## Begin RECORDS TO PROCESS

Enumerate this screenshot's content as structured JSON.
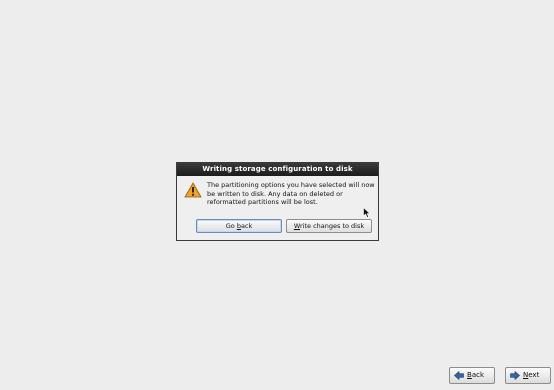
{
  "dialog": {
    "title": "Writing storage configuration to disk",
    "message": "The partitioning options you have selected will now be written to disk.  Any data on deleted or reformatted partitions will be lost.",
    "go_back_label_pre": "Go ",
    "go_back_label_mnemonic": "b",
    "go_back_label_post": "ack",
    "write_label_mnemonic": "W",
    "write_label_post": "rite changes to disk"
  },
  "navigation": {
    "back_label_mnemonic": "B",
    "back_label_post": "ack",
    "next_label_mnemonic": "N",
    "next_label_post": "ext"
  },
  "icons": {
    "warning": "warning-icon",
    "back": "back-arrow-icon",
    "next": "next-arrow-icon"
  },
  "colors": {
    "background": "#ededed",
    "title_bar": "#1c1c1c",
    "warning": "#f2a12b",
    "arrow": "#3465a4"
  }
}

## End RECORDS TO PROCESS

*WHAT YOU ARE ASKED TO DO*
Write out again every line above exactly as given; the pictures do not belong in the copy.

*ANSWER TO THE EXERCISE*
Enumerate this screenshot's content as structured JSON.
{
  "dialog": {
    "title": "Writing storage configuration to disk",
    "message": "The partitioning options you have selected will now be written to disk.  Any data on deleted or reformatted partitions will be lost.",
    "go_back_label_pre": "Go ",
    "go_back_label_mnemonic": "b",
    "go_back_label_post": "ack",
    "write_label_mnemonic": "W",
    "write_label_post": "rite changes to disk"
  },
  "navigation": {
    "back_label_mnemonic": "B",
    "back_label_post": "ack",
    "next_label_mnemonic": "N",
    "next_label_post": "ext"
  },
  "icons": {
    "warning": "warning-icon",
    "back": "back-arrow-icon",
    "next": "next-arrow-icon"
  },
  "colors": {
    "background": "#ededed",
    "title_bar": "#1c1c1c",
    "warning": "#f2a12b",
    "arrow": "#3465a4"
  }
}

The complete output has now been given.